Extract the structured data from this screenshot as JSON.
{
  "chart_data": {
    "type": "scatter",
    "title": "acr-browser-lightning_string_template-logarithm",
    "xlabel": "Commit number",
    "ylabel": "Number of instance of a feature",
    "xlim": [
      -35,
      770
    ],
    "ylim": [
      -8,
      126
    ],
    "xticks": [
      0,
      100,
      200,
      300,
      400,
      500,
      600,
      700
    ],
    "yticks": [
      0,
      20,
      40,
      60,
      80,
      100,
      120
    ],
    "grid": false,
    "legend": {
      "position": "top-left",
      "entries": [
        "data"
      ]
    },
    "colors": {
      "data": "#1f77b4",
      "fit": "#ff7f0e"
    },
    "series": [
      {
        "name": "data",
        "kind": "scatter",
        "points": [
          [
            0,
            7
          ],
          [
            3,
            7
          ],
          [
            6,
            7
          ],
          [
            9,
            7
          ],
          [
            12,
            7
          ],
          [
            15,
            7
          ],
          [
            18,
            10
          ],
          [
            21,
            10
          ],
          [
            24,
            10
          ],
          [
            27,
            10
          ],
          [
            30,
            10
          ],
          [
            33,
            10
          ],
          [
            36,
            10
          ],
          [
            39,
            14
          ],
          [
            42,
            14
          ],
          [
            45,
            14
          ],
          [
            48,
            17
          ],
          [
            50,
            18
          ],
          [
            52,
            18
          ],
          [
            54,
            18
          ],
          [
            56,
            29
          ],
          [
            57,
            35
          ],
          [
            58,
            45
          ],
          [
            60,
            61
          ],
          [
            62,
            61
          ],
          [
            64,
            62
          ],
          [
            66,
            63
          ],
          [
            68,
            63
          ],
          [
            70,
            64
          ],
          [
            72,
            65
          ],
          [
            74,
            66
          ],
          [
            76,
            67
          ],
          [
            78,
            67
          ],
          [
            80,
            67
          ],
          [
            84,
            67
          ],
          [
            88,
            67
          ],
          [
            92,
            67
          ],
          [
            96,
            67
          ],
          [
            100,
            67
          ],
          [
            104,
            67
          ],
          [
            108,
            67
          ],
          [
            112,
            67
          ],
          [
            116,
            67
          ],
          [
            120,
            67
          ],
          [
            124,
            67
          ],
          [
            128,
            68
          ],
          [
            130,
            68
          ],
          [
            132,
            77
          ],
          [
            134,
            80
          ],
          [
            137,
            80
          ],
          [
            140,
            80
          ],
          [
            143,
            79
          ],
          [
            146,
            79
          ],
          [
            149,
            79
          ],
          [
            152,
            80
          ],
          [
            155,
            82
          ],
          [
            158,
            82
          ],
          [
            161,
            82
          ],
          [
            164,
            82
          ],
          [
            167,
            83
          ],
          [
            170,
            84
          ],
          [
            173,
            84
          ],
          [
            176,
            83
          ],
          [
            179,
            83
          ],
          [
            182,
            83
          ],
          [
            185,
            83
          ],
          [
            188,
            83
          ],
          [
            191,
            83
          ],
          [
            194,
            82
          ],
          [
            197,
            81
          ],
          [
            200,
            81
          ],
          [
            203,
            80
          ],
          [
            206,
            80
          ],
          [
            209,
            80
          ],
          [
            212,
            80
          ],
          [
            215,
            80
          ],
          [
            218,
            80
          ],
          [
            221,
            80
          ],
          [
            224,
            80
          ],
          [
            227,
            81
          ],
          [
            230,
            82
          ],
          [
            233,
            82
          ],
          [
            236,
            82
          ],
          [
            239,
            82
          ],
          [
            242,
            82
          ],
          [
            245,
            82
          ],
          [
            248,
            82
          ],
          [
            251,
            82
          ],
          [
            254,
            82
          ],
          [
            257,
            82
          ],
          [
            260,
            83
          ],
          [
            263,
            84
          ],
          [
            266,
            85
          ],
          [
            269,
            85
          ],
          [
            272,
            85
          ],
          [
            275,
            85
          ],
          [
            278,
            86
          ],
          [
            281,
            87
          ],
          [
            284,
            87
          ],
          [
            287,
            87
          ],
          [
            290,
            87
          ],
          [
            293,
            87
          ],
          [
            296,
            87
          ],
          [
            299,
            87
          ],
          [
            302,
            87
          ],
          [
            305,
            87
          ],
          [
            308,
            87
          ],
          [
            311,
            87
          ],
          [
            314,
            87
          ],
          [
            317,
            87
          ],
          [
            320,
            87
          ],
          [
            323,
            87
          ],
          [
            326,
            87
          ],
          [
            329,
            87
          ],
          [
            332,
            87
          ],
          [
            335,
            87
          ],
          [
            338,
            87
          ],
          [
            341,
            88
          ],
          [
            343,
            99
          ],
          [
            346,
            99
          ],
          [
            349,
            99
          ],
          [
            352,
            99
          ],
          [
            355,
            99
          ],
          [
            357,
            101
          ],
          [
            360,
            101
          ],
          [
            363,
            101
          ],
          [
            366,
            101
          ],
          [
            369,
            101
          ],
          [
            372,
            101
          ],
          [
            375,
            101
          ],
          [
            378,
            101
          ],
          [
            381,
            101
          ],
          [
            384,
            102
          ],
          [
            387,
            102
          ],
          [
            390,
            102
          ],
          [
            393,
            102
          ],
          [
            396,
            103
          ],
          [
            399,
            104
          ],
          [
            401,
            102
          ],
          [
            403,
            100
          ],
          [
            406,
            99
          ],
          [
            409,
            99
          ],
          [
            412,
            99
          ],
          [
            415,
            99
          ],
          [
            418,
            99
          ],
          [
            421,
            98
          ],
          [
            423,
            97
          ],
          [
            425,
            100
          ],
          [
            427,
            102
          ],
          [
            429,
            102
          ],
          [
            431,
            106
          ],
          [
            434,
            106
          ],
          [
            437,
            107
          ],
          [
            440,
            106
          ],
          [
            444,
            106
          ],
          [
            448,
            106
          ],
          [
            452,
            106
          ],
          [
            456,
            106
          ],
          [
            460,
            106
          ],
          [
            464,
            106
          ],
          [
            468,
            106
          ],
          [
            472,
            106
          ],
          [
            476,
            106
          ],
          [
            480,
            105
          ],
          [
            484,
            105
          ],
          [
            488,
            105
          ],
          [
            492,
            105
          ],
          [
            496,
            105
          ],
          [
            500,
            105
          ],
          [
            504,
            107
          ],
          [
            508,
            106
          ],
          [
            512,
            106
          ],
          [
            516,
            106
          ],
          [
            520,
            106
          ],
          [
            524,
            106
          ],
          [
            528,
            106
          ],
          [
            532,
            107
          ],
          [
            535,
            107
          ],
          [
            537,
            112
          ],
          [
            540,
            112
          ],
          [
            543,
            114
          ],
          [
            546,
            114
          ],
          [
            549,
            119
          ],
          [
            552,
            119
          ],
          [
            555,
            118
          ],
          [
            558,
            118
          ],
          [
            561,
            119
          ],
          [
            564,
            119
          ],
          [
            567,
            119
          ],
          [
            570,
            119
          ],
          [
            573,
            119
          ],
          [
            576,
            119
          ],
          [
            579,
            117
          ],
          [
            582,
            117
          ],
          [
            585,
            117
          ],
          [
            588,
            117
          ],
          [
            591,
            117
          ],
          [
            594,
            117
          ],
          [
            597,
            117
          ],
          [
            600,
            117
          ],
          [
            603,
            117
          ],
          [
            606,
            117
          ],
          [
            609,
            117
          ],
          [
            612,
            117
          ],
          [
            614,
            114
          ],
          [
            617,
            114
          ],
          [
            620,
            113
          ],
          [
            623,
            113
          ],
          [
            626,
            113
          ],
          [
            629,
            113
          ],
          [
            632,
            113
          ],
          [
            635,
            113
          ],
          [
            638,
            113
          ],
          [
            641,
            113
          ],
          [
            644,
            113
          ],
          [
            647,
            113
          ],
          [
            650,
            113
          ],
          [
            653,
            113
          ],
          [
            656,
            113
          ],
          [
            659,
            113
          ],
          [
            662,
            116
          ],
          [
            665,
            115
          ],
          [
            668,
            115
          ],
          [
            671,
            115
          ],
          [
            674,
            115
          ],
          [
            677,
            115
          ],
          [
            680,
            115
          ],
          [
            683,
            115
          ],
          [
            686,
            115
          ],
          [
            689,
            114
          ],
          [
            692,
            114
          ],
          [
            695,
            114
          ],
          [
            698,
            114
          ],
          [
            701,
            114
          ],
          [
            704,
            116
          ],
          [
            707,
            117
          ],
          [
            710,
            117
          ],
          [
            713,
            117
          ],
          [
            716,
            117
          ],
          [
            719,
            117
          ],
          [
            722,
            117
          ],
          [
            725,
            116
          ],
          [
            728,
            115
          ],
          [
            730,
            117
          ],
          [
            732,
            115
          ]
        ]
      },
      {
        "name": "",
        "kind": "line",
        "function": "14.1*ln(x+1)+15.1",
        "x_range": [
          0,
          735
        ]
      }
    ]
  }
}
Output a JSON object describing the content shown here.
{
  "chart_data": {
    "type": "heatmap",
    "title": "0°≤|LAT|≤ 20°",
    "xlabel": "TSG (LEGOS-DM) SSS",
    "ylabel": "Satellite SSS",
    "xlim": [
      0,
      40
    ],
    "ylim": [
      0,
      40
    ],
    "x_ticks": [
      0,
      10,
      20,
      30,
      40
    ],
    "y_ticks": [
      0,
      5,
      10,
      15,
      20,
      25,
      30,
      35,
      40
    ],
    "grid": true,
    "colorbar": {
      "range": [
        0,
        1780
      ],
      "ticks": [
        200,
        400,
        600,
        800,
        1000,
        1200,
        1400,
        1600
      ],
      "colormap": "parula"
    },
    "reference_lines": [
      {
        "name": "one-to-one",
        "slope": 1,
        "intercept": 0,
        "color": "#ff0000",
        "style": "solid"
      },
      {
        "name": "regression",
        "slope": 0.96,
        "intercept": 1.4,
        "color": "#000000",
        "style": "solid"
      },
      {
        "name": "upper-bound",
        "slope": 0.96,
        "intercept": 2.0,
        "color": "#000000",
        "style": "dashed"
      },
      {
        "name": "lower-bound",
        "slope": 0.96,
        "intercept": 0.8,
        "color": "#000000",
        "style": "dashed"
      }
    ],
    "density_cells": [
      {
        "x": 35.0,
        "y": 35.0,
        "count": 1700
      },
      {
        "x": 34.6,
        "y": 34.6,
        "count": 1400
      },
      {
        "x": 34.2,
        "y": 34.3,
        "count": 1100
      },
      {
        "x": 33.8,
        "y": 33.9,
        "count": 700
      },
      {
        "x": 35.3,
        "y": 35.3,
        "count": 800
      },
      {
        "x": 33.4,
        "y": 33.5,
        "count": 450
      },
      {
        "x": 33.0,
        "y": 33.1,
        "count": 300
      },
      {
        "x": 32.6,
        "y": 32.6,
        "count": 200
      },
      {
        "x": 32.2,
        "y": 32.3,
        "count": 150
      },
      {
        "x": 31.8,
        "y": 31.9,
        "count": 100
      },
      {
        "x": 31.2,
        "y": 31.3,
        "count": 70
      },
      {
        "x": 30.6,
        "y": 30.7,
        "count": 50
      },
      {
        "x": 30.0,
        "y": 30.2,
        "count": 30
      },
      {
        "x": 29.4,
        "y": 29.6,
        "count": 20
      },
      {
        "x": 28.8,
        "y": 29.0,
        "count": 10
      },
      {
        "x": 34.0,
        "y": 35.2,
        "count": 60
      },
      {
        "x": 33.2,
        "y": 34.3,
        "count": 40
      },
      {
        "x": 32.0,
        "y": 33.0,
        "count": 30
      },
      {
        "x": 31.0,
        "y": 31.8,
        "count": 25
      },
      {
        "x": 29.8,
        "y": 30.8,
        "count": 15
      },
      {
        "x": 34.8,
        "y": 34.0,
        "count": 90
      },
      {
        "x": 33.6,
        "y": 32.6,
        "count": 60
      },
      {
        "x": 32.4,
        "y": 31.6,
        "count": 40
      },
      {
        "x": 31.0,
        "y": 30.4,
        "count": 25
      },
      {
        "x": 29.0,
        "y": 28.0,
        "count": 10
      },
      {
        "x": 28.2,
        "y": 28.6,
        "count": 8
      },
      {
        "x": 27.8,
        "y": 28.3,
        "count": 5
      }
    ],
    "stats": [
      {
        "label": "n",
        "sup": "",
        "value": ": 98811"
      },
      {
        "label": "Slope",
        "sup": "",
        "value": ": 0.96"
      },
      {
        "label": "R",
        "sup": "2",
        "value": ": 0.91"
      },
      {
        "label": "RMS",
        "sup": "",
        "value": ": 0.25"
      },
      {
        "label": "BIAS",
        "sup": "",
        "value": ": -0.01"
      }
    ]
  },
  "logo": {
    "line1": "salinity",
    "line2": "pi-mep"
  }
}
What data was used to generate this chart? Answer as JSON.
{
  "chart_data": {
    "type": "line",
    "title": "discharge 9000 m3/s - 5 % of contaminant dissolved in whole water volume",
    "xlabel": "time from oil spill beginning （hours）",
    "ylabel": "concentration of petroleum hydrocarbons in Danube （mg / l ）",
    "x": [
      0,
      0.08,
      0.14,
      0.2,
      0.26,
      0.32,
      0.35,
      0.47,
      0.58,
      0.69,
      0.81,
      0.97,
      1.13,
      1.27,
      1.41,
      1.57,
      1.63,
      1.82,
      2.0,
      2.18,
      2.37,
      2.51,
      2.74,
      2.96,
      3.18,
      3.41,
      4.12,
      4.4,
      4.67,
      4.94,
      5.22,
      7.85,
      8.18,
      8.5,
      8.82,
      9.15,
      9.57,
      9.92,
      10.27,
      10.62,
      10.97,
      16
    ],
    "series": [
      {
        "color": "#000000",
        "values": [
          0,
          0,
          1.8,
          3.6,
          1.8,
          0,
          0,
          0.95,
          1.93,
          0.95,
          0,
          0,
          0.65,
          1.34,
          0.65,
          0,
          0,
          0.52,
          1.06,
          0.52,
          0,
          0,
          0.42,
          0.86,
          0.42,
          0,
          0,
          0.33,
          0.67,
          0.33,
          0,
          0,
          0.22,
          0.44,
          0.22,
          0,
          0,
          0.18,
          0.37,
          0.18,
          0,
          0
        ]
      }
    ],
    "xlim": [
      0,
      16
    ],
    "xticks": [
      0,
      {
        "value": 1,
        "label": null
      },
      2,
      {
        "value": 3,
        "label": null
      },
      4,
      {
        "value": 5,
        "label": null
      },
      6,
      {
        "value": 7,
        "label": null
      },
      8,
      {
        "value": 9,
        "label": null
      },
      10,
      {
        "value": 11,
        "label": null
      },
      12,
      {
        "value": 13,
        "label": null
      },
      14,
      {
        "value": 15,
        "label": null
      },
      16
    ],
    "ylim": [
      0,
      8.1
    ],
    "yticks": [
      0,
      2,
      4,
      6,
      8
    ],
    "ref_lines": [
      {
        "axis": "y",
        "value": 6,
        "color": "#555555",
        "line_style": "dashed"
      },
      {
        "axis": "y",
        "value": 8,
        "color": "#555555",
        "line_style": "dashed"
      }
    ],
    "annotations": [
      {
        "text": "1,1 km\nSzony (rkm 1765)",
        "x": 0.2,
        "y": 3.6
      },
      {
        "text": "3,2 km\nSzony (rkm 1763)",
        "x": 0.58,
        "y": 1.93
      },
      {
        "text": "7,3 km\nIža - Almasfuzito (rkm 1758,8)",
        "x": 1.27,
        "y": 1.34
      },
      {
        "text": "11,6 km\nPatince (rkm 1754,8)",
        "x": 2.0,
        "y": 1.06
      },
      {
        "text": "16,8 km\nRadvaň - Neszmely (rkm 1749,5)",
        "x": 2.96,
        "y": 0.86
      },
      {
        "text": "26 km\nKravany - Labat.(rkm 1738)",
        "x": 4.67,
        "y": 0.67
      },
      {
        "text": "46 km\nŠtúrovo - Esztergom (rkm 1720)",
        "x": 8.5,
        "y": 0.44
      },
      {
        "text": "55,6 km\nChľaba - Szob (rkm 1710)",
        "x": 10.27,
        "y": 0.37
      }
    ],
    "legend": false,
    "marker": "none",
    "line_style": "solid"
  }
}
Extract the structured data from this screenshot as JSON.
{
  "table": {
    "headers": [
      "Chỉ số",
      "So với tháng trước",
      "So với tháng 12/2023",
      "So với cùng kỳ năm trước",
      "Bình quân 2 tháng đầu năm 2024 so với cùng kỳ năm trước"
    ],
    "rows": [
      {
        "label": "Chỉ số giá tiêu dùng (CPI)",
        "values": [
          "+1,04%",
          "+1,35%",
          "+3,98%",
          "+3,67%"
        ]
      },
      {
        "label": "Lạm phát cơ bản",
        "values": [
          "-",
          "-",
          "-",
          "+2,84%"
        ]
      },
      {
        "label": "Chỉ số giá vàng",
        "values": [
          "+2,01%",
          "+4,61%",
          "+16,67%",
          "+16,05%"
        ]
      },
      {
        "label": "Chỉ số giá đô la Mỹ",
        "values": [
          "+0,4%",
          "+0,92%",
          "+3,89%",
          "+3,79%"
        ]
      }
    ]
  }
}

━━━

WHAT IS REQUIRED – Check each line of the entries above for the word "type". List the ones that have it.

WRITTEN SOLUTION –
    "type": "scatter",
    "type": "heatmap",
    "type": "line",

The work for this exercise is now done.